> [Work to do]
Can you reproduce word for word the part of the entries that opens with the line containing "249, 591, 324]" and closes with the line containing "back-to-home-button[interactable]: Bosh sahifaga", including both of those lines?

> [Records for this task]
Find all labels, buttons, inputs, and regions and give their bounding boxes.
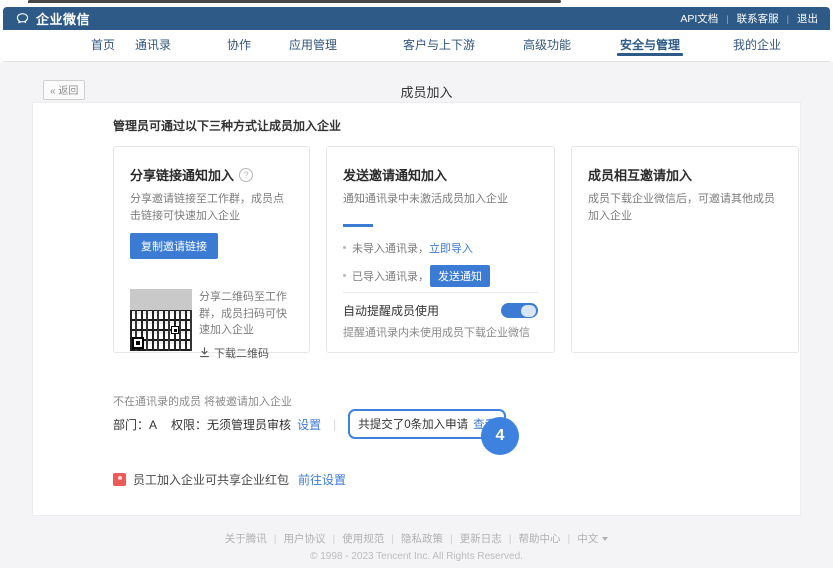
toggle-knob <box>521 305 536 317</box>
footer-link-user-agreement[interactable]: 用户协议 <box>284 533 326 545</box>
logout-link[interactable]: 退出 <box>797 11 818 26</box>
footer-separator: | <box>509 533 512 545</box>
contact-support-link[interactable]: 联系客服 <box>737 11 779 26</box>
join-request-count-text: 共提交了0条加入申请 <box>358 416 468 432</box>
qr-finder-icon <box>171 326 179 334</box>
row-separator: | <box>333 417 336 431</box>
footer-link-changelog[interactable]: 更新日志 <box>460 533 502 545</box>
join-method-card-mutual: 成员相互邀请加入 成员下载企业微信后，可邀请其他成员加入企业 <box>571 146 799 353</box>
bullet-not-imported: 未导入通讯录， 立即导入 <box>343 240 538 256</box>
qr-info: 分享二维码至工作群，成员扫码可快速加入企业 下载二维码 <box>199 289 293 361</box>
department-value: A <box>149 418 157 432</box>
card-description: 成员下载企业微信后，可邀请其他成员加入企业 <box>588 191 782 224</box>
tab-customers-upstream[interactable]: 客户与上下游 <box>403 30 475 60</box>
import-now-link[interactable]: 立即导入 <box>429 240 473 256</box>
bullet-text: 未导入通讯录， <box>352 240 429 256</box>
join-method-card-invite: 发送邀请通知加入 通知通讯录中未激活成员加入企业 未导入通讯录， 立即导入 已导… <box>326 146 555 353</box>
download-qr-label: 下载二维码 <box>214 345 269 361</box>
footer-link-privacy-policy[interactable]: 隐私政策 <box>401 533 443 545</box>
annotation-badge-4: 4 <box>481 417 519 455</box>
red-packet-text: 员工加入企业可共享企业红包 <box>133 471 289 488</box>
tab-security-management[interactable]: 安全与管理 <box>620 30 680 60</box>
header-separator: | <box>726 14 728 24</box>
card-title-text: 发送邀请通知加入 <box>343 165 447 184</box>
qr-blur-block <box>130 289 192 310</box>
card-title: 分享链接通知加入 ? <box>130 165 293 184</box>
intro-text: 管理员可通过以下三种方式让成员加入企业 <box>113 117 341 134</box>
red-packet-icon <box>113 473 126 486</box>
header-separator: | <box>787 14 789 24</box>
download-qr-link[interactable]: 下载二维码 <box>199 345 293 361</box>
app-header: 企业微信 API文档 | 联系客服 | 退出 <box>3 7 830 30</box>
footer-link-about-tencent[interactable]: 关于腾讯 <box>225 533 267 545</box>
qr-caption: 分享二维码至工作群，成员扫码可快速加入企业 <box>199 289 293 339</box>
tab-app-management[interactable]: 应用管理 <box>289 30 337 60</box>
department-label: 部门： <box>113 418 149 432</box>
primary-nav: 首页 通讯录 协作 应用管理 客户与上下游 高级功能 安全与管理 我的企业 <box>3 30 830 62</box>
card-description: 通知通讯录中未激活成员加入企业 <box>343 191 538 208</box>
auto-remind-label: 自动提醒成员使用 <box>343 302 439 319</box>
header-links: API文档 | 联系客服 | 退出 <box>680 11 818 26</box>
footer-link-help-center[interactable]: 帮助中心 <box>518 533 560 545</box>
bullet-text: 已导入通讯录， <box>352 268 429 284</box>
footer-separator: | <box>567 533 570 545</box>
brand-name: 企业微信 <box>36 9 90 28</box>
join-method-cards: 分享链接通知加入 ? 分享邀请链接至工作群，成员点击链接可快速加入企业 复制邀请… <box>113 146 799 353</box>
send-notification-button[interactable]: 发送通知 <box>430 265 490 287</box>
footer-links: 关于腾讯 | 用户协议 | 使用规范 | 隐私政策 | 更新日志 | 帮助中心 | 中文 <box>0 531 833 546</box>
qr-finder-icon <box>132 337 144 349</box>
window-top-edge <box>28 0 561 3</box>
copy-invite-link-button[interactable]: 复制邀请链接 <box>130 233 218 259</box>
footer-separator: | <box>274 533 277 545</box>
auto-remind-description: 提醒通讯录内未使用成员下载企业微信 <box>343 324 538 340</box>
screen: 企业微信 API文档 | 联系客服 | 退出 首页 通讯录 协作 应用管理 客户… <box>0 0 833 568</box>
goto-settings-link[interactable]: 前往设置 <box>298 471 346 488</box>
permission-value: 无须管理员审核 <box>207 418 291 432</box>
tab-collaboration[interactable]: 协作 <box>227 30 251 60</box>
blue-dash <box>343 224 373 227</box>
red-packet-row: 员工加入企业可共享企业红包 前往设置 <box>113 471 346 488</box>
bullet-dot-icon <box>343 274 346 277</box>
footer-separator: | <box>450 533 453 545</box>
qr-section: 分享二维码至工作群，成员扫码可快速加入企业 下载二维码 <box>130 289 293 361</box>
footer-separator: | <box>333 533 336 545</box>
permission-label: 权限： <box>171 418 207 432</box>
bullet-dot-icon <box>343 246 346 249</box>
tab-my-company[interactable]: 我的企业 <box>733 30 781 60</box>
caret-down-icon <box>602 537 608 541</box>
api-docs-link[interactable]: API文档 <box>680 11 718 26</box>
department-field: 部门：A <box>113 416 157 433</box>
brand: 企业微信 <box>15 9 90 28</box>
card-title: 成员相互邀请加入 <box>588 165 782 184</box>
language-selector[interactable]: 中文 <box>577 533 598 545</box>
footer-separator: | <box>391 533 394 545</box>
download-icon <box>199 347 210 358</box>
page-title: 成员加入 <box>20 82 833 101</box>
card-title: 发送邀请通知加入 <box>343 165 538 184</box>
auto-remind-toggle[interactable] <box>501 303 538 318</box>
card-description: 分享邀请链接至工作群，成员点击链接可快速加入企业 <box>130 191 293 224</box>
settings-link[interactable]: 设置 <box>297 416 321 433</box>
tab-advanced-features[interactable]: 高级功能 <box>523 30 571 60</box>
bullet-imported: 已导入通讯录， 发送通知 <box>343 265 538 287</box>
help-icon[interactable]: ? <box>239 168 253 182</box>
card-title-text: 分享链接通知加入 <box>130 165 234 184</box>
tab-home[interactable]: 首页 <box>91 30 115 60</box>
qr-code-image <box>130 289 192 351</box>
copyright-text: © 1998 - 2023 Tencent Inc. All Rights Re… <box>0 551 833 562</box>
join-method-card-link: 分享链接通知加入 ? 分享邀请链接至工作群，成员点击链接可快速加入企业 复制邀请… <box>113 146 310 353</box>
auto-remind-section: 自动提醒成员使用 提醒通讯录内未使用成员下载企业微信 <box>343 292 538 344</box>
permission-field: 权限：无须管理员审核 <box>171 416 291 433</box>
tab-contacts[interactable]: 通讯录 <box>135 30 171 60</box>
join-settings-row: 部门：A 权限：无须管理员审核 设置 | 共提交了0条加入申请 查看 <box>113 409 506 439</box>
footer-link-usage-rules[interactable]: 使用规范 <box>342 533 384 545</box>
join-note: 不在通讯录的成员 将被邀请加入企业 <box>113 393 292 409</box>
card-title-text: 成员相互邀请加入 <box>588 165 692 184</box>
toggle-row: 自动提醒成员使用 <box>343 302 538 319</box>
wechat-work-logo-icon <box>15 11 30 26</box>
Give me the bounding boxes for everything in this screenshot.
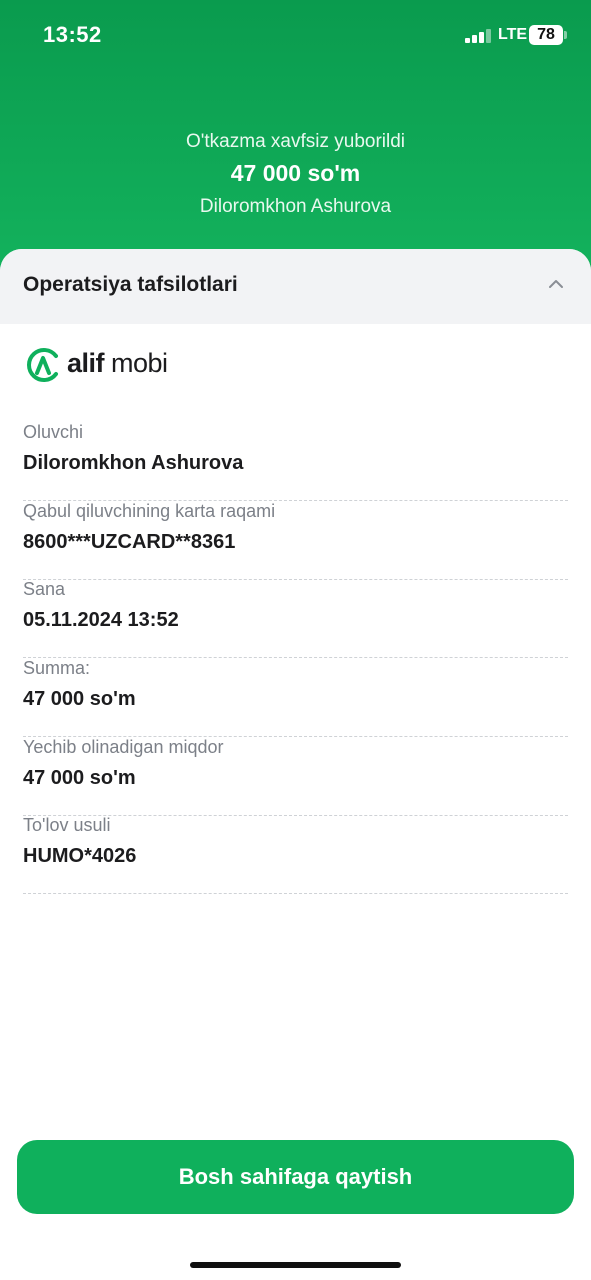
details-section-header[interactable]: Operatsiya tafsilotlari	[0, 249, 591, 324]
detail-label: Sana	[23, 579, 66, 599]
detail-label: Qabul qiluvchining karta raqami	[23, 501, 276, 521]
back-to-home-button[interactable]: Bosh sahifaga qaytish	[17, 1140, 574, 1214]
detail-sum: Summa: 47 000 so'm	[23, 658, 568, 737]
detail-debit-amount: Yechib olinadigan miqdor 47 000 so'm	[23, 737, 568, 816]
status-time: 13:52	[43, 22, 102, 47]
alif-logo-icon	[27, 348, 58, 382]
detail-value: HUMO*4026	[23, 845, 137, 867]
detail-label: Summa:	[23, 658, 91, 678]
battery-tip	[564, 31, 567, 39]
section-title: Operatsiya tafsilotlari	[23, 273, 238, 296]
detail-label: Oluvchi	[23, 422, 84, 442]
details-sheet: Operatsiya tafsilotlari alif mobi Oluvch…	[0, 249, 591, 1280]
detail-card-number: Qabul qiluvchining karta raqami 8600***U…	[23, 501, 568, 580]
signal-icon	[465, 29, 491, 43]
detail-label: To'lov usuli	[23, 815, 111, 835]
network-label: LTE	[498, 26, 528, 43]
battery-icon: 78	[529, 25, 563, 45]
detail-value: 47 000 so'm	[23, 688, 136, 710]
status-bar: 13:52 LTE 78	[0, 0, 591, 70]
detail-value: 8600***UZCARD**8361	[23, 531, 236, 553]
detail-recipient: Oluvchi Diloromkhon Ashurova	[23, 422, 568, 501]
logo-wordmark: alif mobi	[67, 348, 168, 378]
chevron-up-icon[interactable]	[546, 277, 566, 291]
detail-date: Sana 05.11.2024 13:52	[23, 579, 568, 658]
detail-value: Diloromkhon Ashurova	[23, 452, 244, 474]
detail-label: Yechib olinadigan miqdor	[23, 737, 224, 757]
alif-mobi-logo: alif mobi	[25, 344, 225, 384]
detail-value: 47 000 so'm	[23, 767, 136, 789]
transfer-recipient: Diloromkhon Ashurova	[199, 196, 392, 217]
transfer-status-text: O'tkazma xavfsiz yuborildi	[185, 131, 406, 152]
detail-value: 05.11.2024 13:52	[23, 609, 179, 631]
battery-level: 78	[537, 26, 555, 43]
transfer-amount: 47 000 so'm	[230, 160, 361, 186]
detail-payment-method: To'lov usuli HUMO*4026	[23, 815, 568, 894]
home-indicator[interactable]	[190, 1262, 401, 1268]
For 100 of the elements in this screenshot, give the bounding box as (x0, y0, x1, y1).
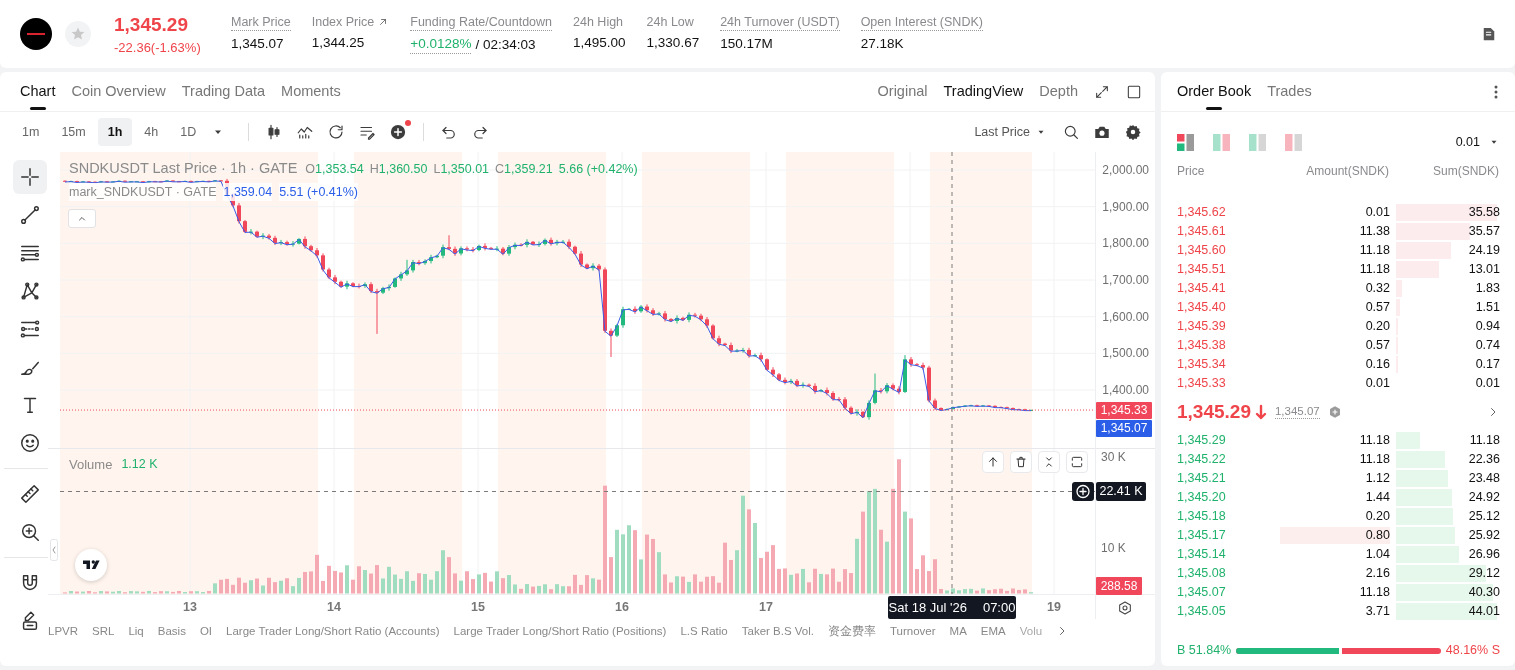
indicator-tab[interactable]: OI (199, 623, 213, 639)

> [Solution to the exercise]
details-section-header[interactable]: Operatsiya tafsilotlari	[0, 249, 591, 324]
detail-label: Sana	[23, 579, 66, 599]
detail-label: Qabul qiluvchining karta raqami	[23, 501, 276, 521]
back-to-home-button[interactable]: Bosh sahifaga qaytish	[17, 1140, 574, 1214]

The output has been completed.